-- Start of Data rows --

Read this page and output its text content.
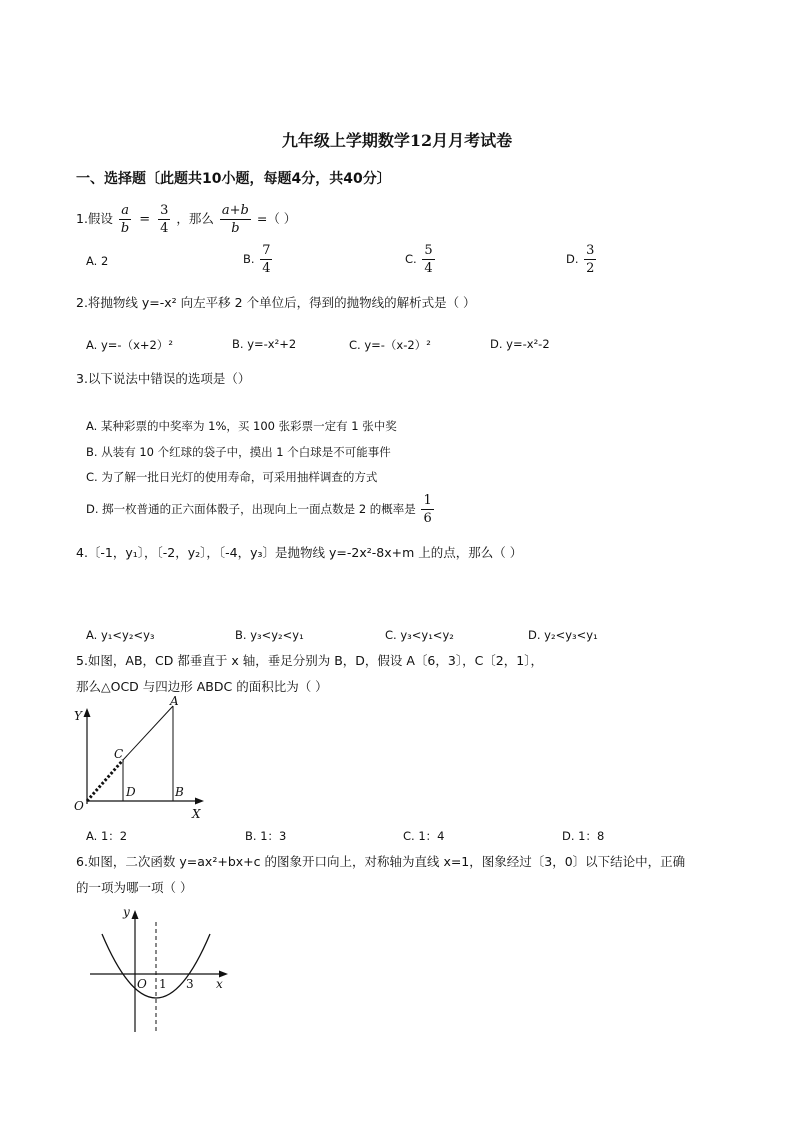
九年级上学期数学12月月考试卷
一、选择题〔此题共10小题，每题4分，共40分〕
1.假设 $\frac{a}{b} = \frac{3}{4}$ ，那么 $\frac{a+b}{b}$ =（ ）
A. 2	B. $\frac{7}{4}$	C. $\frac{5}{4}$	D. $\frac{3}{2}$
2.将抛物线 y=-x² 向左平移 2 个单位后，得到的抛物线的解析式是（ ）
A. y=-（x+2）²	B. y=-x²+2	C. y=-（x-2）²	D. y=-x²-2
3.以下说法中错误的选项是（）
A. 某种彩票的中奖率为 1%，买 100 张彩票一定有 1 张中奖
B. 从装有 10 个红球的袋子中，摸出 1 个白球是不可能事件
C. 为了解一批日光灯的使用寿命，可采用抽样调查的方式
D. 掷一枚普通的正六面体骰子，出现向上一面点数是 2 的概率是 $\frac{1}{6}$
4.〔-1，y₁〕，〔-2，y₂〕，〔-4，y₃〕是抛物线 y=-2x²-8x+m 上的点，那么（ ）
A. y₁<y₂<y₃	B. y₃<y₂<y₁	C. y₃<y₁<y₂	D. y₂<y₃<y₁
5.如图，AB，CD 都垂直于 x 轴，垂足分别为 B，D，假设 A〔6，3〕，C〔2，1〕，
那么△OCD 与四边形 ABDC 的面积比为（ ）
Y
A
C
D	B
O
X
A. 1：2	B. 1：3	C. 1：4	D. 1：8
6.如图，二次函数 y=ax²+bx+c 的图象开口向上，对称轴为直线 x=1，图象经过〔3，0〕以下结论中，正确
的一项为哪一项（ ）
y
O 1 3 x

-- End of Data rows --

What is needed: Report only the number of lines that hold the word "frac".

Response for this exercise: 3